> **WHAT YOU HAVE TO DO**
Extract every line of the material that holds the string "cash".

Stored records

START

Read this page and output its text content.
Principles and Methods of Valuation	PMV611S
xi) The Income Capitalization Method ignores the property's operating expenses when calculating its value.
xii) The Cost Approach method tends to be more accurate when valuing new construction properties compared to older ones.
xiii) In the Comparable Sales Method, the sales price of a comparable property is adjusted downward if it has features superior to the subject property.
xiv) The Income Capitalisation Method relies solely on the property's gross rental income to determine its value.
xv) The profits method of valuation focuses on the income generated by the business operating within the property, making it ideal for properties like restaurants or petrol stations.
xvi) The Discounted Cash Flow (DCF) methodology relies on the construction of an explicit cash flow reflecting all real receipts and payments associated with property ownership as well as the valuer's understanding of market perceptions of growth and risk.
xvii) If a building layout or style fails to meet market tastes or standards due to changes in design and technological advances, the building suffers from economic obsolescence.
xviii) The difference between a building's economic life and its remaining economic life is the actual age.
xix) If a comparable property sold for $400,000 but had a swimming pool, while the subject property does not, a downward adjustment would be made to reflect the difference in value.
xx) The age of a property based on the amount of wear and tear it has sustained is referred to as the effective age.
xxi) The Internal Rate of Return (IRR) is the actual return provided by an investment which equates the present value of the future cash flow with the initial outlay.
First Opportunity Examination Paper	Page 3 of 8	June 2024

END

> **THE RESPONSE**
xvi) The Discounted Cash Flow (DCF) methodology relies on the construction of an explicit cash flow reflecting all real receipts and payments associated with property ownership as well as the valuer's understanding of market perceptions of growth and risk.
xxi) The Internal Rate of Return (IRR) is the actual return provided by an investment which equates the present value of the future cash flow with the initial outlay.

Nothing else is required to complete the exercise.